**DATA ENTRIES**:
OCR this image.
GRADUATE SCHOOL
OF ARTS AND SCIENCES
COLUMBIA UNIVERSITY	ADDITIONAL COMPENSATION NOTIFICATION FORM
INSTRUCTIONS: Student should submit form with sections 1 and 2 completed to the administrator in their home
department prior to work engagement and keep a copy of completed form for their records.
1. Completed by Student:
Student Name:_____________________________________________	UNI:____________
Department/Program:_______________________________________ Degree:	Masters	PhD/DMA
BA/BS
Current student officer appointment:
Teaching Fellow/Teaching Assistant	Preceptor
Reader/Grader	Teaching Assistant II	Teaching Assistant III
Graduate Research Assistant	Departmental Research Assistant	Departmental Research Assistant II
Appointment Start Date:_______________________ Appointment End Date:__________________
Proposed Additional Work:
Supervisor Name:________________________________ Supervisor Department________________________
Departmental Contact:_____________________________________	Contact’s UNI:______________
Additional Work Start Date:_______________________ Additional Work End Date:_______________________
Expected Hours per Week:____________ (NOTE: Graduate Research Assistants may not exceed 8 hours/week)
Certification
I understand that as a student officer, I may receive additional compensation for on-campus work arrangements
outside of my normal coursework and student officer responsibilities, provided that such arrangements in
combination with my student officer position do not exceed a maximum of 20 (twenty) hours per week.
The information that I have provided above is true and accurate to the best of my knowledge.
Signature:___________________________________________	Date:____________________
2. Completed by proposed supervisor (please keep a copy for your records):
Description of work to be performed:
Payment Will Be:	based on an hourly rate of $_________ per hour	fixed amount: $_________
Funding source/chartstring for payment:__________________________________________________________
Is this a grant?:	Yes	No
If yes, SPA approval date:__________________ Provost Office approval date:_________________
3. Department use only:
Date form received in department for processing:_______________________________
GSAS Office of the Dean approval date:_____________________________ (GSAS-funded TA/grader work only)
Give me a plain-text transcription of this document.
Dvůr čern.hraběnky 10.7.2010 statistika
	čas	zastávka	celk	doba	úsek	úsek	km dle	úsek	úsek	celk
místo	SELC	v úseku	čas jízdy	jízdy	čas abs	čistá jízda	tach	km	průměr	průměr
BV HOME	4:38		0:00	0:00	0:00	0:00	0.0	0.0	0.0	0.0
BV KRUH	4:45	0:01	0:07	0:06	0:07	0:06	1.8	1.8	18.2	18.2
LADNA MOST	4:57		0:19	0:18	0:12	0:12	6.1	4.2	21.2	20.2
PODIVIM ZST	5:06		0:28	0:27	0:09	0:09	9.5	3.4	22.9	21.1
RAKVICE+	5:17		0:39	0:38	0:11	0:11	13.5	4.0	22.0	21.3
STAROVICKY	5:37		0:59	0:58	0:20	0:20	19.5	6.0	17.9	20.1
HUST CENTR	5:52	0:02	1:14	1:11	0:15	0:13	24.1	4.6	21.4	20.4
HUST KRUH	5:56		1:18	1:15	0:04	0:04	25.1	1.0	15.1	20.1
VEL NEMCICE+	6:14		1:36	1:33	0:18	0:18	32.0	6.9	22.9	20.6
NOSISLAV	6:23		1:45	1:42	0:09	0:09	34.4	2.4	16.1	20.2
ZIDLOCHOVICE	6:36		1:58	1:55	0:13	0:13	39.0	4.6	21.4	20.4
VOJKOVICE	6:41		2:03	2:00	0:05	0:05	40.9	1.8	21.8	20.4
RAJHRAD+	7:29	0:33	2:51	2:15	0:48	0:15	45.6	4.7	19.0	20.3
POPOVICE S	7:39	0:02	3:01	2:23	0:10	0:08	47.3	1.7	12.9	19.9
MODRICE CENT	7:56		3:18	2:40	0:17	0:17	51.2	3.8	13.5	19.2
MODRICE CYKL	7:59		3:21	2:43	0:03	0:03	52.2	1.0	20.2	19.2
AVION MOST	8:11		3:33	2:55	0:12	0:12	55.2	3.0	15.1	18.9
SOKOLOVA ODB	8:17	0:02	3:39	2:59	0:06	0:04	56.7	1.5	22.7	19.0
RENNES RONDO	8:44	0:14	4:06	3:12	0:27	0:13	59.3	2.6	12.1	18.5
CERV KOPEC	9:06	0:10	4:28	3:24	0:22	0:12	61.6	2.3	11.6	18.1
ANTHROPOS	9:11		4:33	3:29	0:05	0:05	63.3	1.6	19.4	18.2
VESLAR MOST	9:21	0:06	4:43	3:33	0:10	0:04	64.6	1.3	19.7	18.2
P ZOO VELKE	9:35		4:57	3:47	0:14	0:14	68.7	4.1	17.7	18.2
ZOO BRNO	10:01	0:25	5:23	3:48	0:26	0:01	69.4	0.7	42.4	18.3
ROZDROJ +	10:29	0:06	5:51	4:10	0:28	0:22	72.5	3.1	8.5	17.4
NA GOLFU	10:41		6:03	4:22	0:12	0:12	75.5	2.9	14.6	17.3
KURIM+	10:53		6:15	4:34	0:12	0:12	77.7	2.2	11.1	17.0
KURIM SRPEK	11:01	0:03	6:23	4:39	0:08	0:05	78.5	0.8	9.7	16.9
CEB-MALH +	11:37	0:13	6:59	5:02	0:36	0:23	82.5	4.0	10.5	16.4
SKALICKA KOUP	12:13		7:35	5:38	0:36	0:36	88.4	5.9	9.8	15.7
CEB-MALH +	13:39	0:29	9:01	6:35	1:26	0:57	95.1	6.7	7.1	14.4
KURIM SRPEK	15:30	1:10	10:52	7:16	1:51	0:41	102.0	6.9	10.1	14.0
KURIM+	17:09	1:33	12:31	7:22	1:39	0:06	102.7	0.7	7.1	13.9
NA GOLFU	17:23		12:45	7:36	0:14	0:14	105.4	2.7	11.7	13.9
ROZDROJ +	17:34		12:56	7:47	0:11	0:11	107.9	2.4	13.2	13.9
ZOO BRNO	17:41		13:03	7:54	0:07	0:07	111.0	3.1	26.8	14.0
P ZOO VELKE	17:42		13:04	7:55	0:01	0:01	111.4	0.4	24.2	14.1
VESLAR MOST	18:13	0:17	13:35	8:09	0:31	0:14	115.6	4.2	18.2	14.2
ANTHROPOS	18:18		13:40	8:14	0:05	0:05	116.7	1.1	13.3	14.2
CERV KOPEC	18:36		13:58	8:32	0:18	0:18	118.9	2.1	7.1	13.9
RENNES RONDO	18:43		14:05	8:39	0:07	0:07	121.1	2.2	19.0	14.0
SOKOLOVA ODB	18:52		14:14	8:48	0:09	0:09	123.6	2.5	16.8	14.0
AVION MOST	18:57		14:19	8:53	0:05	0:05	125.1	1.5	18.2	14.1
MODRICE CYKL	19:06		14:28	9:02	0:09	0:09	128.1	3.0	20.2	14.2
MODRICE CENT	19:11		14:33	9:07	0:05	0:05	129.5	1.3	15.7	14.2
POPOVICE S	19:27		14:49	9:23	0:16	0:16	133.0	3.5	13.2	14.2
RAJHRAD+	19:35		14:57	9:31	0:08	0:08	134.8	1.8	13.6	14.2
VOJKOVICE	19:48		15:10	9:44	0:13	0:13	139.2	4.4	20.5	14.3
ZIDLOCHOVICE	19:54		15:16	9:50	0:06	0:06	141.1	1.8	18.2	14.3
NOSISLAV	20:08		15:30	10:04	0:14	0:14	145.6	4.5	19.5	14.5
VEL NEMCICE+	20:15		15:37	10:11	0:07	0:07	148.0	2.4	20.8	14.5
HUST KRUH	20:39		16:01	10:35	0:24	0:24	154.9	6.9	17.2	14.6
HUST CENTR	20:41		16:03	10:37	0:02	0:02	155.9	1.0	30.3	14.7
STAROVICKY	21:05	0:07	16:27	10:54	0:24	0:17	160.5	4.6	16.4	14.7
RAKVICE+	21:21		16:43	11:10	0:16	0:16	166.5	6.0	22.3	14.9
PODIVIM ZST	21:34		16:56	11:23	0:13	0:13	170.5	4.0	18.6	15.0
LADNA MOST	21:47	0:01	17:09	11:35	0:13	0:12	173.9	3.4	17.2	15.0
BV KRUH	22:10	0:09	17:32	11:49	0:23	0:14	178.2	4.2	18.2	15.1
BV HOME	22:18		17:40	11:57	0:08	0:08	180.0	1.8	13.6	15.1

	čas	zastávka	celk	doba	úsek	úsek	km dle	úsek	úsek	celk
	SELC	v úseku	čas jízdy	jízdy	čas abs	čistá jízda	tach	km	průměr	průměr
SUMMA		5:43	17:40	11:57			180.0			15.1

**PROBLEM DETAILS**: From the entries above, extract every line where the word "HUST" appears.

**ANSWER FOR THE TASK**:
HUST CENTR	5:52	0:02	1:14	1:11	0:15	0:13	24.1	4.6	21.4	20.4
HUST KRUH	5:56		1:18	1:15	0:04	0:04	25.1	1.0	15.1	20.1
HUST KRUH	20:39		16:01	10:35	0:24	0:24	154.9	6.9	17.2	14.6
HUST CENTR	20:41		16:03	10:37	0:02	0:02	155.9	1.0	30.3	14.7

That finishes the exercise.